Extracted records
-- BEGIN --
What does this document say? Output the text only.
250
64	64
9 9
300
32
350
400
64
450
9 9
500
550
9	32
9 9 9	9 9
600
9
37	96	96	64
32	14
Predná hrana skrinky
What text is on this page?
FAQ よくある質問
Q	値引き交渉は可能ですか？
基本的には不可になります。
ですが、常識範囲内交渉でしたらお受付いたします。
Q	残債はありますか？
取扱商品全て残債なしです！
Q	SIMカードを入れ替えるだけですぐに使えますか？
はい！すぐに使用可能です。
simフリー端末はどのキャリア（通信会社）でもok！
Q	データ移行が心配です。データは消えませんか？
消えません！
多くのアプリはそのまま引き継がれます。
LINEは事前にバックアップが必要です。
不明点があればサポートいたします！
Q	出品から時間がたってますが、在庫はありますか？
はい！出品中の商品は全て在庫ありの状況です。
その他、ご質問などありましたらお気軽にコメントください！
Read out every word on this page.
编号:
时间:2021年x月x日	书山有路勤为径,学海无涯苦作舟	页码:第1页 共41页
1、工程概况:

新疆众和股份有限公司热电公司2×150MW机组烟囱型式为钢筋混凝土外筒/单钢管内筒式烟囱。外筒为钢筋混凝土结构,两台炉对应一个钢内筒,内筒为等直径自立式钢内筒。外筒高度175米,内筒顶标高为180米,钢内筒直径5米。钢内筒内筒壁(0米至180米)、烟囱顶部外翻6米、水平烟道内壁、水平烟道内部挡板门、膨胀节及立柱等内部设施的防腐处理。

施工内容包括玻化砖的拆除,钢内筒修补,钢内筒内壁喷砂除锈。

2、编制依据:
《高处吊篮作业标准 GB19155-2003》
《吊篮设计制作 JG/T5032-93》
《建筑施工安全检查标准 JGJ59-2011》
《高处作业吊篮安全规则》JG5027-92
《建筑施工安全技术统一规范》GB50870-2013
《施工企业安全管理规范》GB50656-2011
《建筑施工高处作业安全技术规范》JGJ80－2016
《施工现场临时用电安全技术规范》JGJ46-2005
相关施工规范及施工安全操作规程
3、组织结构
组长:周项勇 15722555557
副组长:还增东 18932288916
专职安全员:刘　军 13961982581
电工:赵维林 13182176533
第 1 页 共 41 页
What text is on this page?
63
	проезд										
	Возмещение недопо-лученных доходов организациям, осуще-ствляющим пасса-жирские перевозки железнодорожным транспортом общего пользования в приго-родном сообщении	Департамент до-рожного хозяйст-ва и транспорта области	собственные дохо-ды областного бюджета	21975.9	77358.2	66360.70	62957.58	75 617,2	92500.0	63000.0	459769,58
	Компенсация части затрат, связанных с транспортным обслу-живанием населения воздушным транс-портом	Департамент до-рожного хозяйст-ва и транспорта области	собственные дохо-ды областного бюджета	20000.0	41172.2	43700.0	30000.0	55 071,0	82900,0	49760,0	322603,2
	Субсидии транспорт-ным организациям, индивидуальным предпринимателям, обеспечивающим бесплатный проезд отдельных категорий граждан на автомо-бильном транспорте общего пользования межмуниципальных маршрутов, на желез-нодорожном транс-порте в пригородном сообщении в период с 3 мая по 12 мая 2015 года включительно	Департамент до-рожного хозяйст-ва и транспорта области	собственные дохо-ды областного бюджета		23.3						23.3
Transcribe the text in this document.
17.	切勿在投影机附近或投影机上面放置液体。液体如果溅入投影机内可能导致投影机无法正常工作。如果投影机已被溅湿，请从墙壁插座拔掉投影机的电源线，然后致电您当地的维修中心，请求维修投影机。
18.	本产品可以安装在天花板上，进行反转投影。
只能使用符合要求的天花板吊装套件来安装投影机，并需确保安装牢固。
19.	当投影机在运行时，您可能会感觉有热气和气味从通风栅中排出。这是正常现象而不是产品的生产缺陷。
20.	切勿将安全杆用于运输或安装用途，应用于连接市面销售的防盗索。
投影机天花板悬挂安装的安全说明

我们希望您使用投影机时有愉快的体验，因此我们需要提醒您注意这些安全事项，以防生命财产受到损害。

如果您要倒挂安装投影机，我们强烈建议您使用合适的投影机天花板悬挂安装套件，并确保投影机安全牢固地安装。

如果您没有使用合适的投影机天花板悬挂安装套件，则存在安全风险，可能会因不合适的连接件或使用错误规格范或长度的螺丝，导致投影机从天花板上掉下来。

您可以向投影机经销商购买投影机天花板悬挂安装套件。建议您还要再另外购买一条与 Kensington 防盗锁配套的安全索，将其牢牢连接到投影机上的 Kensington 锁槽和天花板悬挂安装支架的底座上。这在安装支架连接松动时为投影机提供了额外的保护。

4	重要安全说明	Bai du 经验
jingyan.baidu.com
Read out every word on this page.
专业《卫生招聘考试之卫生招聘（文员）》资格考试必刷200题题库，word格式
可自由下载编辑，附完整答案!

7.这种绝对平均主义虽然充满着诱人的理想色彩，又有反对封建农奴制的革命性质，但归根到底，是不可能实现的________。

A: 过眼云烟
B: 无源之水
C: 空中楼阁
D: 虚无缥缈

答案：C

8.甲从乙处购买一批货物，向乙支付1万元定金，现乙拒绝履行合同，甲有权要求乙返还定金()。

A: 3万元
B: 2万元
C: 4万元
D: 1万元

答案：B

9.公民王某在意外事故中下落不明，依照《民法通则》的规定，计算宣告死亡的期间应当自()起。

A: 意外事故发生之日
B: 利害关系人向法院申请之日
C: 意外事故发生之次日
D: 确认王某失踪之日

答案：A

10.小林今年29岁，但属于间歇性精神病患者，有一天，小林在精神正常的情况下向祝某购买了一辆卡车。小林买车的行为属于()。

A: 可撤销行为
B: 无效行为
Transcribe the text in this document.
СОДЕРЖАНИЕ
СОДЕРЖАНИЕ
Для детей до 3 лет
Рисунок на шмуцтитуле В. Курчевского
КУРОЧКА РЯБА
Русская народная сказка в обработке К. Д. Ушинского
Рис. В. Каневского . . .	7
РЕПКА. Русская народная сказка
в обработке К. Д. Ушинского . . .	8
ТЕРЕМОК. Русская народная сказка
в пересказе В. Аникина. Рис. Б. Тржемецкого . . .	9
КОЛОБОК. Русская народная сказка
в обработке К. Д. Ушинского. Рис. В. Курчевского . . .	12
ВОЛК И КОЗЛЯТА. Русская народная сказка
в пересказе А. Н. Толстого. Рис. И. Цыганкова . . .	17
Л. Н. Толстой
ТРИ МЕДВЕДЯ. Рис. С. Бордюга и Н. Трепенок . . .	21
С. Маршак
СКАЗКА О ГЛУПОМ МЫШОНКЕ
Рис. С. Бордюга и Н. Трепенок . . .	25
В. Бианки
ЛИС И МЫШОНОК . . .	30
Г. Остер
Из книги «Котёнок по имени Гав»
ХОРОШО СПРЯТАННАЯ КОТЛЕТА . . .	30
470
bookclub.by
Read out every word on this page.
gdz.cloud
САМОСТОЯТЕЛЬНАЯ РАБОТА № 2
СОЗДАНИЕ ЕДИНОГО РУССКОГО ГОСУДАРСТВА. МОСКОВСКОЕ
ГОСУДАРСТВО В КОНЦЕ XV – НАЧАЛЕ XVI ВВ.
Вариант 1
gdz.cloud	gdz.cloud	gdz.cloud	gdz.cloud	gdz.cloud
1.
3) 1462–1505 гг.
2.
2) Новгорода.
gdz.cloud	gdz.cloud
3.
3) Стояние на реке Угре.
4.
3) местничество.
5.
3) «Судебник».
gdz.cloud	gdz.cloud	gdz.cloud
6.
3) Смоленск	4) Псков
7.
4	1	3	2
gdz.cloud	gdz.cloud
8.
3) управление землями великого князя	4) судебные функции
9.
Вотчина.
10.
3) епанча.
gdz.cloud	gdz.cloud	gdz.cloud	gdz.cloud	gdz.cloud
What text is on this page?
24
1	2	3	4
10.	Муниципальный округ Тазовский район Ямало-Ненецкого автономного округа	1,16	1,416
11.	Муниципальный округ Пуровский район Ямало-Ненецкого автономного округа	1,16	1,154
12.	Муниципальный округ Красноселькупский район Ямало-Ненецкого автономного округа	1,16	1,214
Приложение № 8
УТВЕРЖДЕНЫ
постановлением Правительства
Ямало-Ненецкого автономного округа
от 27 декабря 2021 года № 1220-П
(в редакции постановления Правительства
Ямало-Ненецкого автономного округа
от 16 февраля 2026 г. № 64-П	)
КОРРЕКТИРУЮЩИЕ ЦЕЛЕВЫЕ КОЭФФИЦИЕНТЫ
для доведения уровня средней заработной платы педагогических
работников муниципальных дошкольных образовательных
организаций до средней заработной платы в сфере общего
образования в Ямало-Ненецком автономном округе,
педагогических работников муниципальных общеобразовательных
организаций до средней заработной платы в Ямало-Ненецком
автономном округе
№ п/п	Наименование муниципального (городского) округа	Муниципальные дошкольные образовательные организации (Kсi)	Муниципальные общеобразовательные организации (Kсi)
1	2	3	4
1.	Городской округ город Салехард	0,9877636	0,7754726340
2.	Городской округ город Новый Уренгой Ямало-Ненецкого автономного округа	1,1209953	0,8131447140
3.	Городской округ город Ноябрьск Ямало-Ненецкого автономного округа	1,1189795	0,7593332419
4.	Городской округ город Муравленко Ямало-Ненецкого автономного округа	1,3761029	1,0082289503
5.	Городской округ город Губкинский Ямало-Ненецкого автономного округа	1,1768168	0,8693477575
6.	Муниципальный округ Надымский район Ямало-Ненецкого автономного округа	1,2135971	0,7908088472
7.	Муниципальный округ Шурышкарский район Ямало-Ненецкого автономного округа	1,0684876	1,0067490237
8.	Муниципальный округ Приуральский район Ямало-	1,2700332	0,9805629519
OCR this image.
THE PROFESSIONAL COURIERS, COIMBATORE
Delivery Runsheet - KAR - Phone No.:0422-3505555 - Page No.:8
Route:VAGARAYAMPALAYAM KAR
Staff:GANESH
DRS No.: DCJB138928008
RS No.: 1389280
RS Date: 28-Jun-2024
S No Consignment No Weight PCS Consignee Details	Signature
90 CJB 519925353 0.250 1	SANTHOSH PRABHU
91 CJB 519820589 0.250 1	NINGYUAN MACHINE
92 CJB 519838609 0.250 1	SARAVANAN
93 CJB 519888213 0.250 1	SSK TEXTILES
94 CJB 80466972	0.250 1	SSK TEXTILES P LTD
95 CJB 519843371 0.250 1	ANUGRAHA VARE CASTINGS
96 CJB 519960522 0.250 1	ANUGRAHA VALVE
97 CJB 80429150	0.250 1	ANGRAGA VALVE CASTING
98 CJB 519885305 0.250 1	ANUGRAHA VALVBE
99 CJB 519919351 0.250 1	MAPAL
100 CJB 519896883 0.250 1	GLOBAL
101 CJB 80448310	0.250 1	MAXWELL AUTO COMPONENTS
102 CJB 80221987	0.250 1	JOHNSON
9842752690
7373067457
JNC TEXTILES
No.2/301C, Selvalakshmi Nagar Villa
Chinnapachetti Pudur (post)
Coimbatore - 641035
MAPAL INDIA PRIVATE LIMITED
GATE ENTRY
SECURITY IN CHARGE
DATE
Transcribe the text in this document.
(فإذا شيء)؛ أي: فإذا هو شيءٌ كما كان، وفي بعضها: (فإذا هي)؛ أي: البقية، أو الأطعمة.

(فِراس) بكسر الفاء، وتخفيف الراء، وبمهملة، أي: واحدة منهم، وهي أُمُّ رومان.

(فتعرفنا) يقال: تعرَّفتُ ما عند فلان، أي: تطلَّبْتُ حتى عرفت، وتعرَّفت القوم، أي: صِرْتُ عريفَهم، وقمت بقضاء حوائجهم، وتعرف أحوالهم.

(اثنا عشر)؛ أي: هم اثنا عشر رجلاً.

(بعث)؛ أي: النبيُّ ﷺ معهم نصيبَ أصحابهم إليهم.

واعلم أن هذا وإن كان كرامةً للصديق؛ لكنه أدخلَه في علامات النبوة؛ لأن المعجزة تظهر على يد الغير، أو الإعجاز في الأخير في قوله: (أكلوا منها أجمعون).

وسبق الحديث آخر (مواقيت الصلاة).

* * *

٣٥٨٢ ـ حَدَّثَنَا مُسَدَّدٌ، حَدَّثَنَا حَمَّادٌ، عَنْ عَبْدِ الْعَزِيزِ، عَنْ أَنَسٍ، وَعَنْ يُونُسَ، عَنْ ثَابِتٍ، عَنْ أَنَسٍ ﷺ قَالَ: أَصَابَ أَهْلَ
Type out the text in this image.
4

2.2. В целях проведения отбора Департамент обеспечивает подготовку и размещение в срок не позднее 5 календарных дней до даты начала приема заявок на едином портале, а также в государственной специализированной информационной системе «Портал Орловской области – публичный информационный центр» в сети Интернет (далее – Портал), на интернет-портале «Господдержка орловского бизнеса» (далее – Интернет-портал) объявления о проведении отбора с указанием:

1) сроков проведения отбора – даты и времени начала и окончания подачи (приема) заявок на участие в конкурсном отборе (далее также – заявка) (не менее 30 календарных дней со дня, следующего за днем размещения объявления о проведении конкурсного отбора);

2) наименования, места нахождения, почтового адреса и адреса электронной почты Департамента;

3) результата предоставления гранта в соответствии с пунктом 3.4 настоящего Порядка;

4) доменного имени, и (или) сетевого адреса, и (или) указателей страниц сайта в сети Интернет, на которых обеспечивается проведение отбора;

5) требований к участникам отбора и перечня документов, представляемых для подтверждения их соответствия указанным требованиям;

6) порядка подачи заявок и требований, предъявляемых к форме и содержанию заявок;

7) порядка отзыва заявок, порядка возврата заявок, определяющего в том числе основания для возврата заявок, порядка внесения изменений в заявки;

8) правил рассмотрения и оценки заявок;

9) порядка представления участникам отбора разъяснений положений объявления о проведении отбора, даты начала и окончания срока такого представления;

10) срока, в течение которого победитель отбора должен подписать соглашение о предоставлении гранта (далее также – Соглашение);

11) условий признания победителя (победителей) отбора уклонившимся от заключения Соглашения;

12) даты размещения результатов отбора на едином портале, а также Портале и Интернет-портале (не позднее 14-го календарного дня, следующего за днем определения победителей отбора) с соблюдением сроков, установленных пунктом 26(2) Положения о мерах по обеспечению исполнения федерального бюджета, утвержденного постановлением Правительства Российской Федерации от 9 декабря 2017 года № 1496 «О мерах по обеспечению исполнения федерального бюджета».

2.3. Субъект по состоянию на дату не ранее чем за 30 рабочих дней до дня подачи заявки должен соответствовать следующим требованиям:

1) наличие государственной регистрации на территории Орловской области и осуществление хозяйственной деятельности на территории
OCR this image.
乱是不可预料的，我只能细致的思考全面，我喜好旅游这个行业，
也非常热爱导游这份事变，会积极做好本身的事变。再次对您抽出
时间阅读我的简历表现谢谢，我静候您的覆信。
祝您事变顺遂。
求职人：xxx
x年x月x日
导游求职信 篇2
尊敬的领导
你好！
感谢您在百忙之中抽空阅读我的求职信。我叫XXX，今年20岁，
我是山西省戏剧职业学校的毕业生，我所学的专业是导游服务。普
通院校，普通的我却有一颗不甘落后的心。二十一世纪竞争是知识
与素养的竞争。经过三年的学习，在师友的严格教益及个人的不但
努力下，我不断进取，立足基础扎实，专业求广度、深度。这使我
-- END --
THE PROBLEM >> Looking at the records above, say how many lines hold the string "государственной". Write nothing but the number.

OUTPUT OF THE TASK >> 2